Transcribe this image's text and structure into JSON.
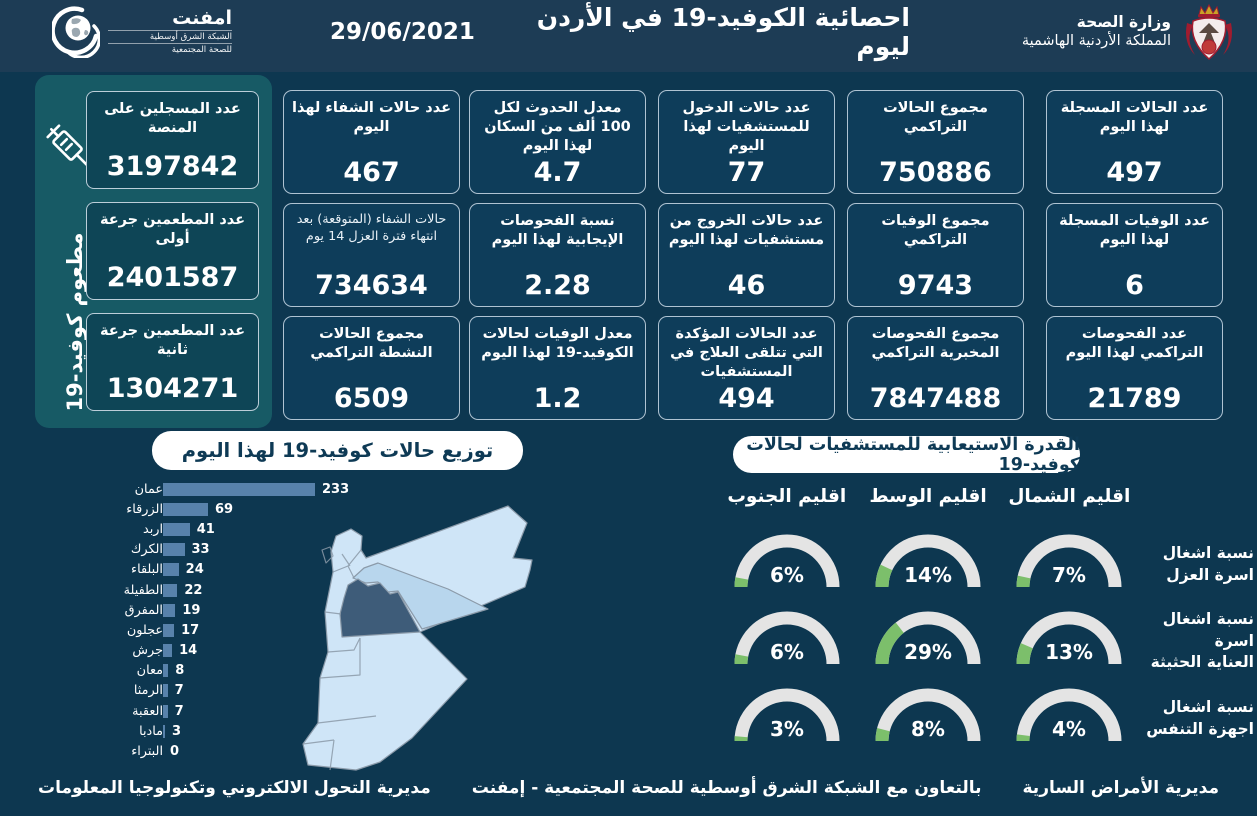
{
  "colors": {
    "header_bg": "#1d3c55",
    "body_bg": "#0d3750",
    "card_bg": "#0e3d5a",
    "card_border": "#cbdbe8",
    "teal_panel": "#175a65",
    "teal_card": "#0e4556",
    "bar_color": "#5882ab",
    "gauge_track": "#e4e4e4",
    "gauge_fill": "#7cbf6b",
    "map_base": "#cfe5f7",
    "map_amman": "#3e5c79",
    "map_zarqa": "#b8d6ed",
    "map_stroke": "#8b9aa9"
  },
  "header": {
    "title": "احصائية الكوفيد-19 في الأردن ليوم",
    "date": "29/06/2021",
    "emphnet": {
      "name": "امفنت",
      "line1": "الشبكة الشرق أوسطية",
      "line2": "للصحة المجتمعية"
    },
    "ministry": {
      "line1": "وزارة الصحة",
      "line2": "المملكة الأردنية الهاشمية"
    }
  },
  "vaccine_panel": {
    "vertical_label": "مطعوم كوفيد-19",
    "cards": [
      {
        "label": "عدد المسجلين على المنصة",
        "value": "3197842"
      },
      {
        "label": "عدد المطعمين جرعة أولى",
        "value": "2401587"
      },
      {
        "label": "عدد المطعمين جرعة ثانية",
        "value": "1304271"
      }
    ]
  },
  "stats": {
    "columns": [
      {
        "cards": [
          {
            "label": "عدد الحالات المسجلة لهذا اليوم",
            "value": "497"
          },
          {
            "label": "عدد الوفيات المسجلة لهذا اليوم",
            "value": "6"
          },
          {
            "label": "عدد الفحوصات التراكمي لهذا اليوم",
            "value": "21789"
          }
        ]
      },
      {
        "cards": [
          {
            "label": "مجموع الحالات التراكمي",
            "value": "750886"
          },
          {
            "label": "مجموع الوفيات التراكمي",
            "value": "9743"
          },
          {
            "label": "مجموع الفحوصات المخبرية التراكمي",
            "value": "7847488"
          }
        ]
      },
      {
        "cards": [
          {
            "label": "عدد حالات الدخول للمستشفيات لهذا اليوم",
            "value": "77"
          },
          {
            "label": "عدد حالات الخروج من مستشفيات لهذا اليوم",
            "value": "46"
          },
          {
            "label": "عدد الحالات المؤكدة التي تتلقى العلاج في المستشفيات",
            "value": "494"
          }
        ]
      },
      {
        "cards": [
          {
            "label": "معدل الحدوث لكل 100 ألف من السكان لهذا اليوم",
            "value": "4.7"
          },
          {
            "label": "نسبة الفحوصات الإيجابية لهذا اليوم",
            "value": "2.28"
          },
          {
            "label": "معدل الوفيات لحالات الكوفيد-19 لهذا اليوم",
            "value": "1.2"
          }
        ]
      },
      {
        "cards": [
          {
            "label": "عدد حالات الشفاء لهذا اليوم",
            "value": "467"
          },
          {
            "label": "حالات الشفاء (المتوقعة) بعد انتهاء فترة العزل 14 يوم",
            "value": "734634",
            "light": true
          },
          {
            "label": "مجموع الحالات النشطة التراكمي",
            "value": "6509"
          }
        ]
      }
    ]
  },
  "chart_data": [
    {
      "type": "bar",
      "orientation": "horizontal",
      "title": "توزيع حالات كوفيد-19 لهذا اليوم",
      "categories": [
        "عمان",
        "الزرقاء",
        "اربد",
        "الكرك",
        "البلقاء",
        "الطفيلة",
        "المفرق",
        "عجلون",
        "جرش",
        "معان",
        "الرمثا",
        "العقبة",
        "مادبا",
        "البتراء"
      ],
      "values": [
        233,
        69,
        41,
        33,
        24,
        22,
        19,
        17,
        14,
        8,
        7,
        7,
        3,
        0
      ],
      "xlim": [
        0,
        233
      ],
      "value_labels": true,
      "grid": false
    },
    {
      "type": "gauge",
      "title": "القدرة الاستيعابية للمستشفيات لحالات كوفيد-19",
      "unit": "%",
      "series": [
        {
          "name": "اقليم الشمال",
          "values": [
            7,
            13,
            4
          ]
        },
        {
          "name": "اقليم الوسط",
          "values": [
            14,
            29,
            8
          ]
        },
        {
          "name": "اقليم الجنوب",
          "values": [
            6,
            6,
            3
          ]
        }
      ],
      "metrics": [
        "نسبة اشغال اسرة العزل",
        "نسبة اشغال اسرة العناية الحثيثة",
        "نسبة اشغال اجهزة التنفس"
      ],
      "metrics_lines": [
        [
          "نسبة اشغال",
          "اسرة العزل"
        ],
        [
          "نسبة اشغال اسرة",
          "العناية الحثيثة"
        ],
        [
          "نسبة اشغال",
          "اجهزة التنفس"
        ]
      ],
      "range": [
        0,
        100
      ]
    }
  ],
  "map": {
    "country": "الأردن",
    "base_color": "#cfe5f7",
    "highlights": [
      {
        "region": "عمان",
        "color": "#3e5c79"
      },
      {
        "region": "الزرقاء",
        "color": "#b8d6ed"
      }
    ]
  },
  "footer": {
    "right": "مديرية الأمراض السارية",
    "center": "بالتعاون مع الشبكة الشرق أوسطية للصحة المجتمعية - إمفنت",
    "left": "مديرية التحول الالكتروني وتكنولوجيا المعلومات"
  }
}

§ DESCRIPTION OF THE TASK
In the lines above, find each one with "الشبكة" and list it.

§ EXERCISE RESPONSE
      "line1": "الشبكة الشرق أوسطية",
    "center": "بالتعاون مع الشبكة الشرق أوسطية للصحة المجتمعية - إمفنت",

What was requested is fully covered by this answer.